▶ [Material shown]:
##########

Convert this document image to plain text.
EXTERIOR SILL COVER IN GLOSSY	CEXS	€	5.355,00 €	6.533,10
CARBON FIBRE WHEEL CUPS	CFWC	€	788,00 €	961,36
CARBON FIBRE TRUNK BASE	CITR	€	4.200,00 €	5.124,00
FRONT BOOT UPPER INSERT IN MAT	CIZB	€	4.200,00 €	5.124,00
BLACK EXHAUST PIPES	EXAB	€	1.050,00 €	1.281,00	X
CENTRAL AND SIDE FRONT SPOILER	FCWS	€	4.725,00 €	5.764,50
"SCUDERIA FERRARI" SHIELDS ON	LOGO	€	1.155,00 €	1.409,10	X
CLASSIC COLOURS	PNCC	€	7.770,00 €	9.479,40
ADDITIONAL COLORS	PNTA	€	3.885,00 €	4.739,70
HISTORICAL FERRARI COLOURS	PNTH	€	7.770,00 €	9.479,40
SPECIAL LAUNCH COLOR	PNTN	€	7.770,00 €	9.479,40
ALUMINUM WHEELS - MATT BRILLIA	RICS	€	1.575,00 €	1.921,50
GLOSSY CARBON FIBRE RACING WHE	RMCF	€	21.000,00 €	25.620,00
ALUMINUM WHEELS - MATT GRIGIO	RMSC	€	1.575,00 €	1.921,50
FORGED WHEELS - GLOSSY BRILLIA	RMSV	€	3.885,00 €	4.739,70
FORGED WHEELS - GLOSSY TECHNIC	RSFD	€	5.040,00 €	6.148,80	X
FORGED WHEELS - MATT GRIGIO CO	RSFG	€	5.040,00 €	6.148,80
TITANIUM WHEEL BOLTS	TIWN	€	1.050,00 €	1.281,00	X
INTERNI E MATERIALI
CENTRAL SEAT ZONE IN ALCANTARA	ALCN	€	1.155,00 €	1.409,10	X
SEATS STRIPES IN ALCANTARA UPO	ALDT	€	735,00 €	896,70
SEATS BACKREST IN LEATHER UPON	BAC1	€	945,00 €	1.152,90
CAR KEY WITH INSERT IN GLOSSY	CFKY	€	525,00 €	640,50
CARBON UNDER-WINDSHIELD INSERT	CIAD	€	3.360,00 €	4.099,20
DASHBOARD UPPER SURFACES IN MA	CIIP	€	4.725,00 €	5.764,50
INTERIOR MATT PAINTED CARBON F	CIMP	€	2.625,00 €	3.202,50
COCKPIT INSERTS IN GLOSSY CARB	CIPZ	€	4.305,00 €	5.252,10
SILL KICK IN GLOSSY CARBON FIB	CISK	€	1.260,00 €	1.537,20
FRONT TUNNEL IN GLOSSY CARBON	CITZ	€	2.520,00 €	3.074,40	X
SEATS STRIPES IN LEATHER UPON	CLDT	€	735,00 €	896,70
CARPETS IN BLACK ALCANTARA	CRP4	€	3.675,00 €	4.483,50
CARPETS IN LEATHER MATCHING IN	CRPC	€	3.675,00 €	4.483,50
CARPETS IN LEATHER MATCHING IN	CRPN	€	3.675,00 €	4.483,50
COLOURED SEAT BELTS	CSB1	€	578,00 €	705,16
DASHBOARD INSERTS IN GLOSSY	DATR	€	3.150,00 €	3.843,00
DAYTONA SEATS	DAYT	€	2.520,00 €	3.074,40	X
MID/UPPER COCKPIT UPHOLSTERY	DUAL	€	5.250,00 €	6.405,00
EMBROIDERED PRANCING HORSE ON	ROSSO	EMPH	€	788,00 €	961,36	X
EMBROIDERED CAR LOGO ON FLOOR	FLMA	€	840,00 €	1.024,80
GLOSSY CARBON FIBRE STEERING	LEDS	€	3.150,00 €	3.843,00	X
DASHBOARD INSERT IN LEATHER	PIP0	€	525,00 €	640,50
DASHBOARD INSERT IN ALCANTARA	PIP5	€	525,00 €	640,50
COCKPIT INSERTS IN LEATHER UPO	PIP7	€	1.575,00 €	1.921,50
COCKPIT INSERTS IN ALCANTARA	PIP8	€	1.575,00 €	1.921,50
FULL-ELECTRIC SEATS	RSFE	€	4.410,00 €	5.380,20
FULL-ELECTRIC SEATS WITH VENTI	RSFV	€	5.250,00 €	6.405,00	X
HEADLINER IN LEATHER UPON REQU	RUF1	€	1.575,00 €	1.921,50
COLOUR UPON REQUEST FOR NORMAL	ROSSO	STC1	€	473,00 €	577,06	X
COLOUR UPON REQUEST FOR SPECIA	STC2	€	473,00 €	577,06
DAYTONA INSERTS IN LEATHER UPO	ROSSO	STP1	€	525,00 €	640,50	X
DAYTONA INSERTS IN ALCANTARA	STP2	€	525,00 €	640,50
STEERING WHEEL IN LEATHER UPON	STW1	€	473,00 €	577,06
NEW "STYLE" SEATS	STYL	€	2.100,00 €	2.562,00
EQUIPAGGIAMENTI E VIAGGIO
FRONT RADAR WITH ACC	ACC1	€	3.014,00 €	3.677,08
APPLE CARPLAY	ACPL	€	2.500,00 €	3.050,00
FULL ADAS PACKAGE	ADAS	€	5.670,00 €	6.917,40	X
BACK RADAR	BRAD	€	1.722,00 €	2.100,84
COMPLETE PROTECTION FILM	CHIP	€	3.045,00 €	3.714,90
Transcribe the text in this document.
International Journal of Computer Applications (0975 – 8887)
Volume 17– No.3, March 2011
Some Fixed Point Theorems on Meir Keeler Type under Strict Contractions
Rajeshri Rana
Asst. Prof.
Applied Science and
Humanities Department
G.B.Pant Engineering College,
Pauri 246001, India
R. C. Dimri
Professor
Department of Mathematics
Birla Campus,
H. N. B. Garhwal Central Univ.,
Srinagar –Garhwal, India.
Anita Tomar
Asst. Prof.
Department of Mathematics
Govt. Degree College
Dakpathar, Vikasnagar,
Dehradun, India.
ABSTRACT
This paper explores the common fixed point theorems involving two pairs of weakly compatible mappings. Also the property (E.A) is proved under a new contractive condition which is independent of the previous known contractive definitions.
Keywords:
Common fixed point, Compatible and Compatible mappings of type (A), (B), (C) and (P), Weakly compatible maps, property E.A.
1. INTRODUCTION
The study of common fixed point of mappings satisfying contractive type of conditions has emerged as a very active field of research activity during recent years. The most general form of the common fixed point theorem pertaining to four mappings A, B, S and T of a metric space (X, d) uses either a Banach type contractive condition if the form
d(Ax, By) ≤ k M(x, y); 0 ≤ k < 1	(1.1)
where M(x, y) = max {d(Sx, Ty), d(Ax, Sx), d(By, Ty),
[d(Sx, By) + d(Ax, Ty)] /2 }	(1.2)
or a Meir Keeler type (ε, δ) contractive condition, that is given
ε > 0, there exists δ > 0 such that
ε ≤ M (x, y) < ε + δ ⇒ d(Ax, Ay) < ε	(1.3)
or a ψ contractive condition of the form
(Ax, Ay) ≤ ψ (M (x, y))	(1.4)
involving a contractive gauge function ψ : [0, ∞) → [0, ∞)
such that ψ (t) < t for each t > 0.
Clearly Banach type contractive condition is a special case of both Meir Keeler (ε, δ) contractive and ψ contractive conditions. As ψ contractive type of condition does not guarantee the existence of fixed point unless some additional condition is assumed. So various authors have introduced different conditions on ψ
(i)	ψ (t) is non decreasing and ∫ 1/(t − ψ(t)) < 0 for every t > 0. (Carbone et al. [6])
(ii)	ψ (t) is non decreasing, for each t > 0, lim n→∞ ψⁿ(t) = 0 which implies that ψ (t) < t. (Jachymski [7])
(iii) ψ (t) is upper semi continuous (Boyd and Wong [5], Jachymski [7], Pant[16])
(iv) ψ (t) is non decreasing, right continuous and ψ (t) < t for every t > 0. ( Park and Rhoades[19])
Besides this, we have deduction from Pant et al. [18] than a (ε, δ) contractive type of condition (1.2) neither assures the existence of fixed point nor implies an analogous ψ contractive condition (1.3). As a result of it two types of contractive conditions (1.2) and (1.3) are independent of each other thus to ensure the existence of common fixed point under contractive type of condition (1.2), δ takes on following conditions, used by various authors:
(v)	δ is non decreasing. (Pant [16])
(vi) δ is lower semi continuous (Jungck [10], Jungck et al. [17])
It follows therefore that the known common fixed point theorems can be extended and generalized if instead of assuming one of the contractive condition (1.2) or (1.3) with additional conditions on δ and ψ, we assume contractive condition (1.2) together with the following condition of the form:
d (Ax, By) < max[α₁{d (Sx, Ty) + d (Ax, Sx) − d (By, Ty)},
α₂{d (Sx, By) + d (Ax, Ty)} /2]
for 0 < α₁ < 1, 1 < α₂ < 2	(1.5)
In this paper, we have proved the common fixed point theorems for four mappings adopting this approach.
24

##########

From the records above, pull out each line that has "Jachymski".

(ii)	ψ (t) is non decreasing, for each t > 0, lim n→∞ ψⁿ(t) = 0 which implies that ψ (t) < t. (Jachymski [7])
(iii) ψ (t) is upper semi continuous (Boyd and Wong [5], Jachymski [7], Pant[16])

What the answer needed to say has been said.